Given entries:
########################################

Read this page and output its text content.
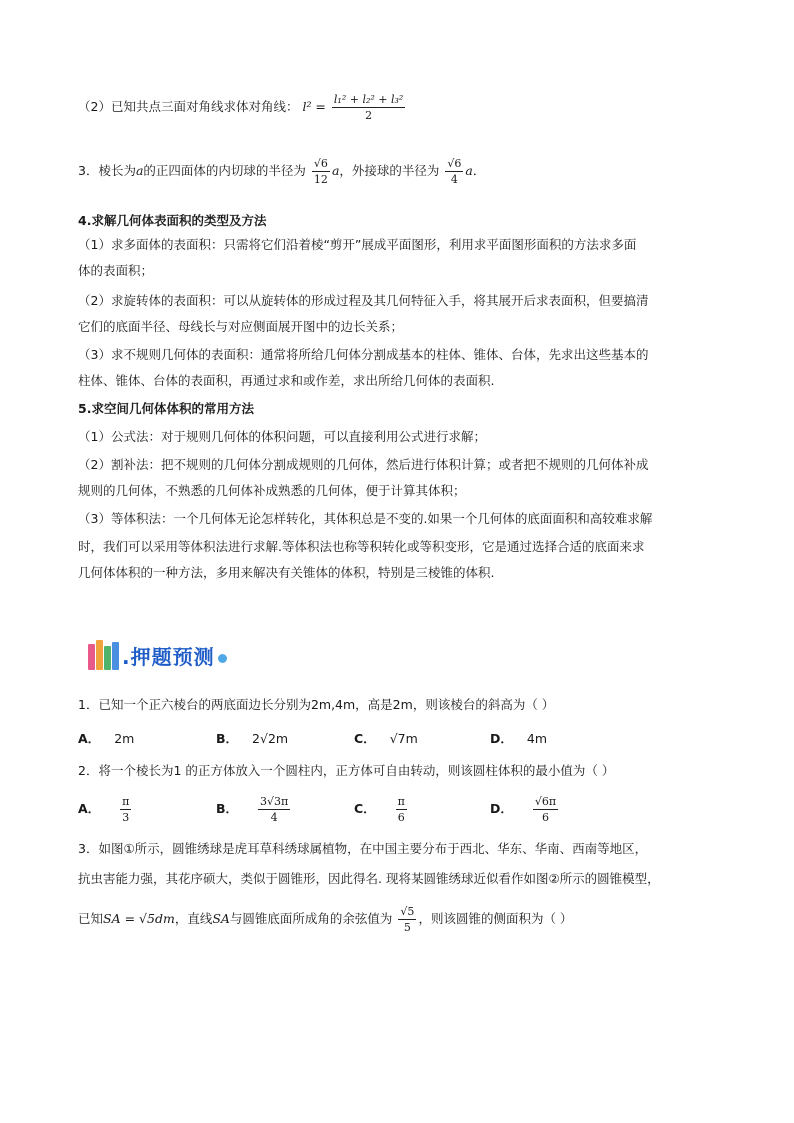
（2）已知共点三面对角线求体对角线： $l^2 = \frac{\text{l₁² + l₂² + l₃²}}{2}$
3．棱长为a的正四面体的内切球的半径为 $\frac{√6}{12}$ a，外接球的半径为 $\frac{√6}{4}$ a．
4.求解几何体表面积的类型及方法
（1）求多面体的表面积：只需将它们沿着棱“剪开”展成平面图形，利用求平面图形面积的方法求多面
体的表面积；
（2）求旋转体的表面积：可以从旋转体的形成过程及其几何特征入手，将其展开后求表面积，但要搞清
它们的底面半径、母线长与对应侧面展开图中的边长关系；
（3）求不规则几何体的表面积：通常将所给几何体分割成基本的柱体、锥体、台体，先求出这些基本的
柱体、锥体、台体的表面积，再通过求和或作差，求出所给几何体的表面积.
5.求空间几何体体积的常用方法
（1）公式法：对于规则几何体的体积问题，可以直接利用公式进行求解；
（2）割补法：把不规则的几何体分割成规则的几何体，然后进行体积计算；或者把不规则的几何体补成
规则的几何体，不熟悉的几何体补成熟悉的几何体，便于计算其体积；
（3）等体积法：一个几何体无论怎样转化，其体积总是不变的.如果一个几何体的底面面积和高较难求解
时，我们可以采用等体积法进行求解.等体积法也称等积转化或等积变形，它是通过选择合适的底面来求
几何体体积的一种方法，多用来解决有关锥体的体积，特别是三棱锥的体积.
.押题预测
1．已知一个正六棱台的两底面边长分别为2m,4m，高是2m，则该棱台的斜高为（ ）
A． 2m	B． 2√2m	C． √7m	D． 4m
2．将一个棱长为1 的正方体放入一个圆柱内，正方体可自由转动，则该圆柱体积的最小值为（ ）
A． $\frac{\pi}{3}$	B． $\frac{3√3\pi}{4}$	C． $\frac{\pi}{6}$	D． $\frac{√6\pi}{6}$
3．如图①所示，圆锥绣球是虎耳草科绣球属植物，在中国主要分布于西北、华东、华南、西南等地区，
抗虫害能力强，其花序硕大，类似于圆锥形，因此得名. 现将某圆锥绣球近似看作如图②所示的圆锥模型，
已知SA = √5dm，直线SA与圆锥底面所成角的余弦值为 $\frac{√5}{5}$ ，则该圆锥的侧面积为（ ）
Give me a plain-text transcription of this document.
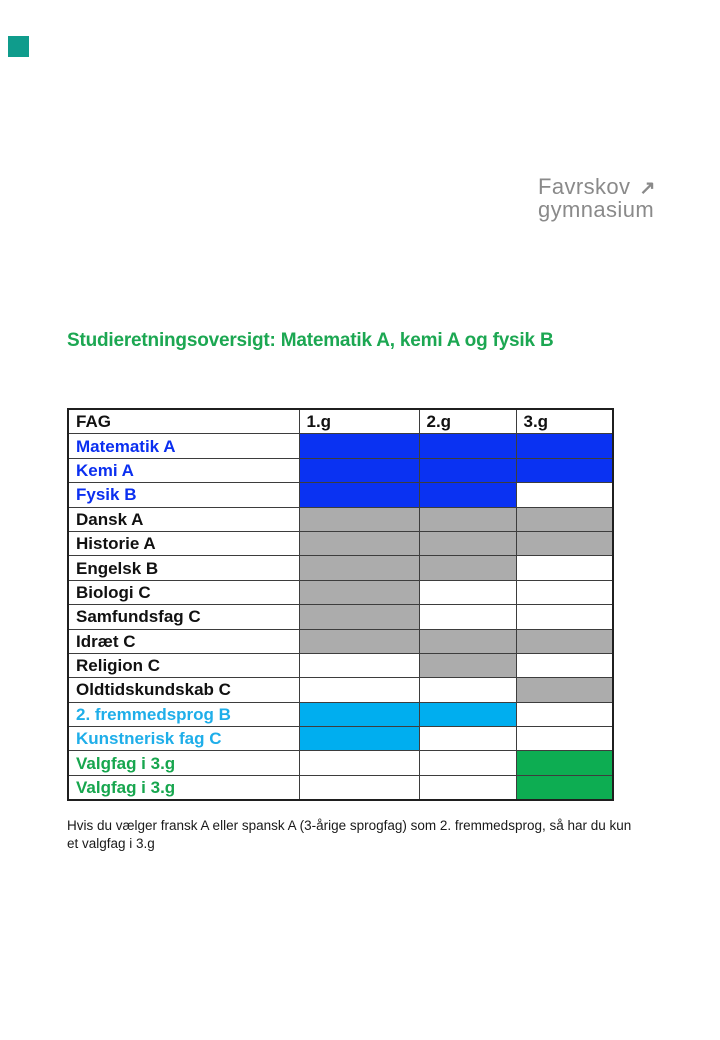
Favrskov ↗
gymnasium
Studieretningsoversigt: Matematik A, kemi A og fysik B
FAG	1.g	2.g	3.g
Matematik A			
Kemi A			
Fysik B			
Dansk A			
Historie A			
Engelsk B			
Biologi C			
Samfundsfag C			
Idræt C			
Religion C			
Oldtidskundskab C			
2. fremmedsprog B			
Kunstnerisk fag C			
Valgfag i 3.g			
Valgfag i 3.g			
Hvis du vælger fransk A eller spansk A (3-årige sprogfag) som 2. fremmedsprog, så har du kun
et valgfag i 3.g
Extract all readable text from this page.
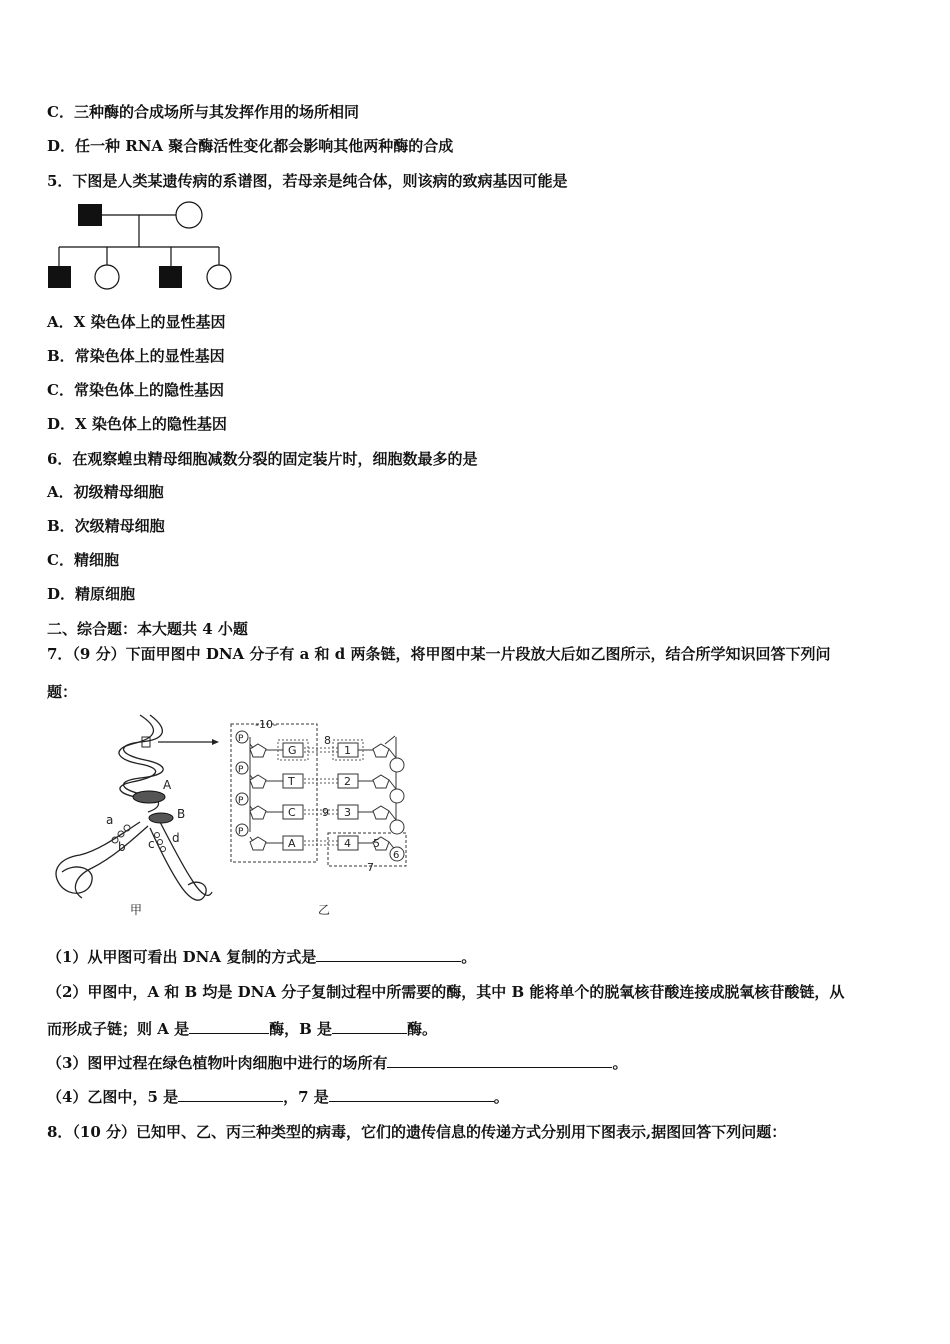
C．三种酶的合成场所与其发挥作用的场所相同
D．任一种 RNA 聚合酶活性变化都会影响其他两种酶的合成
5．下图是人类某遗传病的系谱图，若母亲是纯合体，则该病的致病基因可能是
A．X 染色体上的显性基因
B．常染色体上的显性基因
C．常染色体上的隐性基因
D．X 染色体上的隐性基因
6．在观察蝗虫精母细胞减数分裂的固定装片时，细胞数最多的是
A．初级精母细胞
B．次级精母细胞
C．精细胞
D．精原细胞
二、综合题：本大题共 4 小题
7．（9 分）下面甲图中 DNA 分子有 a 和 d 两条链，将甲图中某一片段放大后如乙图所示，结合所学知识回答下列问
题：
A
B
a
b c d
甲
P
G	1
P
T	2
P
C	3
P
A	4
-10-
8
9
5
6
7
乙
（1）从甲图可看出 DNA 复制的方式是	。
（2）甲图中，A 和 B 均是 DNA 分子复制过程中所需要的酶，其中 B 能将单个的脱氧核苷酸连接成脱氧核苷酸链，从
而形成子链；则 A 是	酶，B 是	酶。
（3）图甲过程在绿色植物叶肉细胞中进行的场所有	。
（4）乙图中，5 是	，7 是	。
8．（10 分）已知甲、乙、丙三种类型的病毒，它们的遗传信息的传递方式分别用下图表示,据图回答下列问题：
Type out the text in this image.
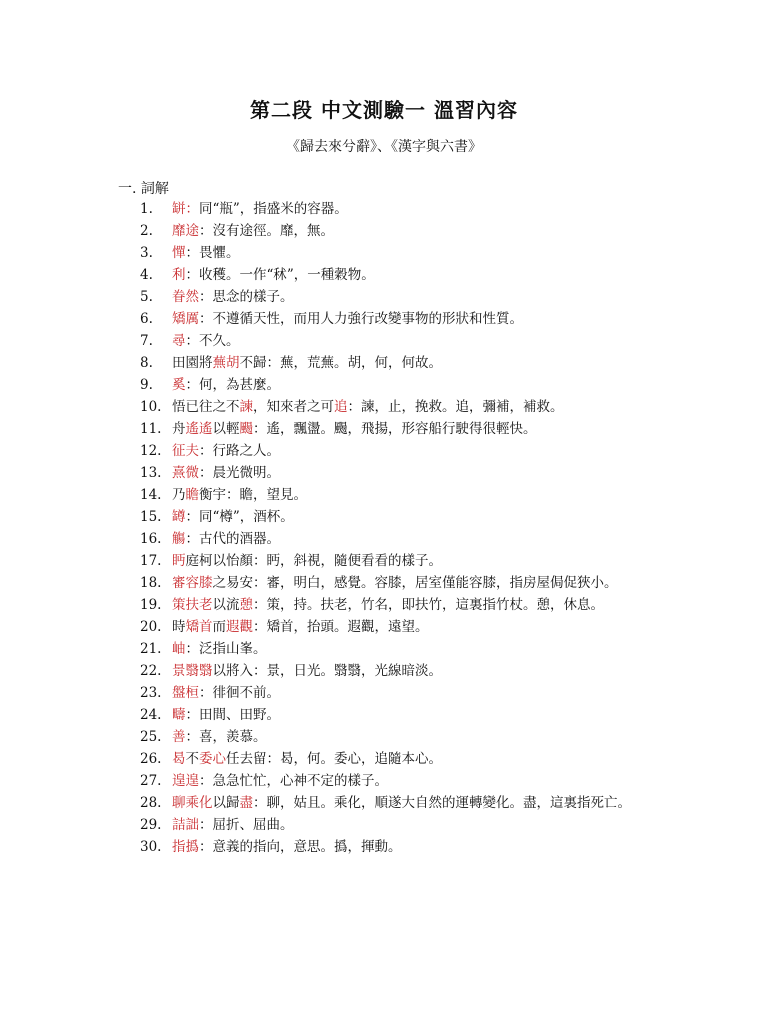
第二段 中文測驗一 溫習內容
《歸去來兮辭》、《漢字與六書》
一. 詞解
1.	缾：同“瓶”，指盛米的容器。
2.	靡途：沒有途徑。靡，無。
3.	憚：畏懼。
4.	利：收穫。一作“秫”，一種穀物。
5.	眷然：思念的樣子。
6.	矯厲：不遵循天性，而用人力強行改變事物的形狀和性質。
7.	尋：不久。
8.	田園將蕪胡不歸：蕪，荒蕪。胡，何，何故。
9.	奚：何，為甚麼。
10. 悟已往之不諫，知來者之可追：諫，止，挽救。追，彌補，補救。
11. 舟遙遙以輕颺：遙，飄盪。颺，飛揚，形容船行駛得很輕快。
12. 征夫：行路之人。
13. 熹微：晨光微明。
14. 乃瞻衡宇：瞻，望見。
15. 罇：同“樽”，酒杯。
16. 觴：古代的酒器。
17. 眄庭柯以怡顏：眄，斜視，隨便看看的樣子。
18. 審容膝之易安：審，明白，感覺。容膝，居室僅能容膝，指房屋侷促狹小。
19. 策扶老以流憩：策，持。扶老，竹名，即扶竹，這裏指竹杖。憩，休息。
20. 時矯首而遐觀：矯首，抬頭。遐觀，遠望。
21. 岫：泛指山峯。
22. 景翳翳以將入：景，日光。翳翳，光線暗淡。
23. 盤桓：徘徊不前。
24. 疇：田間、田野。
25. 善：喜，羨慕。
26. 曷不委心任去留：曷，何。委心，追隨本心。
27. 遑遑：急急忙忙，心神不定的樣子。
28. 聊乘化以歸盡：聊，姑且。乘化，順遂大自然的運轉變化。盡，這裏指死亡。
29. 詰詘：屈折、屈曲。
30. 指撝：意義的指向，意思。撝，揮動。
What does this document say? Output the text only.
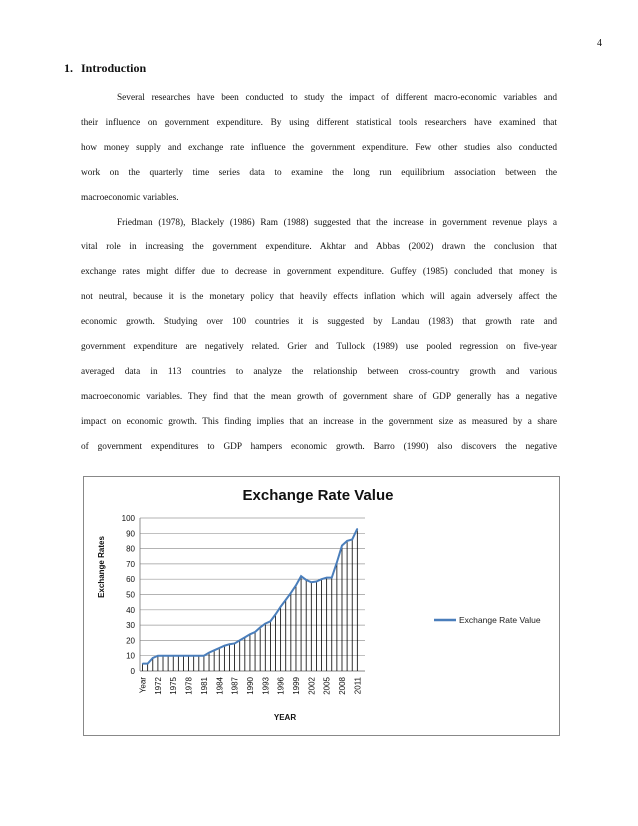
4
1. Introduction
Several researches have been conducted to study the impact of different macro-economic variables and
their influence on government expenditure. By using different statistical tools researchers have examined that
how money supply and exchange rate influence the government expenditure. Few other studies also conducted
work on the quarterly time series data to examine the long run equilibrium association between the
macroeconomic variables.
Friedman (1978), Blackely (1986) Ram (1988) suggested that the increase in government revenue plays a
vital role in increasing the government expenditure. Akhtar and Abbas (2002) drawn the conclusion that
exchange rates might differ due to decrease in government expenditure. Guffey (1985) concluded that money is
not neutral, because it is the monetary policy that heavily effects inflation which will again adversely affect the
economic growth. Studying over 100 countries it is suggested by Landau (1983) that growth rate and
government expenditure are negatively related. Grier and Tullock (1989) use pooled regression on five-year
averaged data in 113 countries to analyze the relationship between cross-country growth and various
macroeconomic variables. They find that the mean growth of government share of GDP generally has a negative
impact on economic growth. This finding implies that an increase in the government size as measured by a share
of government expenditures to GDP hampers economic growth. Barro (1990) also discovers the negative
Exchange Rate Value
0
10
20
30
40
50
60
70
80
90
100
Year 1972 1975 1978 1981 1984 1987 1990 1993 1996 1999 2002 2005 2008 2011
Exchange Rates
YEAR
Exchange Rate Value
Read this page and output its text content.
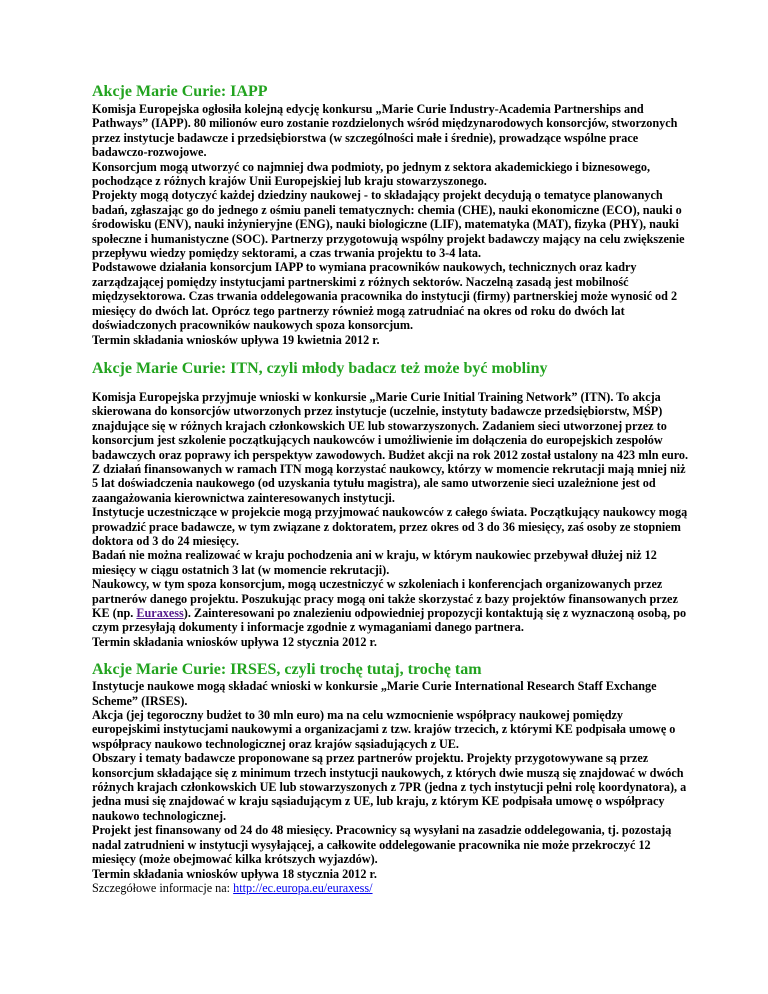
Akcje Marie Curie: IAPP

Komisja Europejska ogłosiła kolejną edycję konkursu „Marie Curie Industry-Academia Partnerships and Pathways” (IAPP). 80 milionów euro zostanie rozdzielonych wśród międzynarodowych konsorcjów, stworzonych przez instytucje badawcze i przedsiębiorstwa (w szczególności małe i średnie), prowadzące wspólne prace badawczo-rozwojowe.

Konsorcjum mogą utworzyć co najmniej dwa podmioty, po jednym z sektora akademickiego i biznesowego, pochodzące z różnych krajów Unii Europejskiej lub kraju stowarzyszonego.

Projekty mogą dotyczyć każdej dziedziny naukowej - to składający projekt decydują o tematyce planowanych badań, zgłaszając go do jednego z ośmiu paneli tematycznych: chemia (CHE), nauki ekonomiczne (ECO), nauki o środowisku (ENV), nauki inżynieryjne (ENG), nauki biologiczne (LIF), matematyka (MAT), fizyka (PHY), nauki społeczne i humanistyczne (SOC). Partnerzy przygotowują wspólny projekt badawczy mający na celu zwiększenie przepływu wiedzy pomiędzy sektorami, a czas trwania projektu to 3-4 lata.

Podstawowe działania konsorcjum IAPP to wymiana pracowników naukowych, technicznych oraz kadry zarządzającej pomiędzy instytucjami partnerskimi z różnych sektorów. Naczelną zasadą jest mobilność międzysektorowa. Czas trwania oddelegowania pracownika do instytucji (firmy) partnerskiej może wynosić od 2 miesięcy do dwóch lat. Oprócz tego partnerzy również mogą zatrudniać na okres od roku do dwóch lat doświadczonych pracowników naukowych spoza konsorcjum.

Termin składania wniosków upływa 19 kwietnia 2012 r.

Akcje Marie Curie: ITN, czyli młody badacz też może być mobliny

Komisja Europejska przyjmuje wnioski w konkursie „Marie Curie Initial Training Network” (ITN). To akcja skierowana do konsorcjów utworzonych przez instytucje (uczelnie, instytuty badawcze przedsiębiorstw, MŚP) znajdujące się w różnych krajach członkowskich UE lub stowarzyszonych. Zadaniem sieci utworzonej przez to konsorcjum jest szkolenie początkujących naukowców i umożliwienie im dołączenia do europejskich zespołów badawczych oraz poprawy ich perspektyw zawodowych. Budżet akcji na rok 2012 został ustalony na 423 mln euro.

Z działań finansowanych w ramach ITN mogą korzystać naukowcy, którzy w momencie rekrutacji mają mniej niż 5 lat doświadczenia naukowego (od uzyskania tytułu magistra), ale samo utworzenie sieci uzależnione jest od zaangażowania kierownictwa zainteresowanych instytucji.

Instytucje uczestniczące w projekcie mogą przyjmować naukowców z całego świata. Początkujący naukowcy mogą prowadzić prace badawcze, w tym związane z doktoratem, przez okres od 3 do 36 miesięcy, zaś osoby ze stopniem doktora od 3 do 24 miesięcy.

Badań nie można realizować w kraju pochodzenia ani w kraju, w którym naukowiec przebywał dłużej niż 12 miesięcy w ciągu ostatnich 3 lat (w momencie rekrutacji).

Naukowcy, w tym spoza konsorcjum, mogą uczestniczyć w szkoleniach i konferencjach organizowanych przez partnerów danego projektu. Poszukując pracy mogą oni także skorzystać z bazy projektów finansowanych przez KE (np. Euraxess). Zainteresowani po znalezieniu odpowiedniej propozycji kontaktują się z wyznaczoną osobą, po czym przesyłają dokumenty i informacje zgodnie z wymaganiami danego partnera.

Termin składania wniosków upływa 12 stycznia 2012 r.

Akcje Marie Curie: IRSES, czyli trochę tutaj, trochę tam

Instytucje naukowe mogą składać wnioski w konkursie „Marie Curie International Research Staff Exchange Scheme” (IRSES).

Akcja (jej tegoroczny budżet to 30 mln euro) ma na celu wzmocnienie współpracy naukowej pomiędzy europejskimi instytucjami naukowymi a organizacjami z tzw. krajów trzecich, z którymi KE podpisała umowę o współpracy naukowo technologicznej oraz krajów sąsiadujących z UE.

Obszary i tematy badawcze proponowane są przez partnerów projektu. Projekty przygotowywane są przez konsorcjum składające się z minimum trzech instytucji naukowych, z których dwie muszą się znajdować w dwóch różnych krajach członkowskich UE lub stowarzyszonych z 7PR (jedna z tych instytucji pełni rolę koordynatora), a jedna musi się znajdować w kraju sąsiadującym z UE, lub kraju, z którym KE podpisała umowę o współpracy naukowo technologicznej.

Projekt jest finansowany od 24 do 48 miesięcy. Pracownicy są wysyłani na zasadzie oddelegowania, tj. pozostają nadal zatrudnieni w instytucji wysyłającej, a całkowite oddelegowanie pracownika nie może przekroczyć 12 miesięcy (może obejmować kilka krótszych wyjazdów).

Termin składania wniosków upływa 18 stycznia 2012 r.

Szczegółowe informacje na: http://ec.europa.eu/euraxess/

########################################

Short problem:
Check all the records above and select each line where the string "stycznia" is found.

Correct response:
Termin składania wniosków upływa 12 stycznia 2012 r.
Termin składania wniosków upływa 18 stycznia 2012 r.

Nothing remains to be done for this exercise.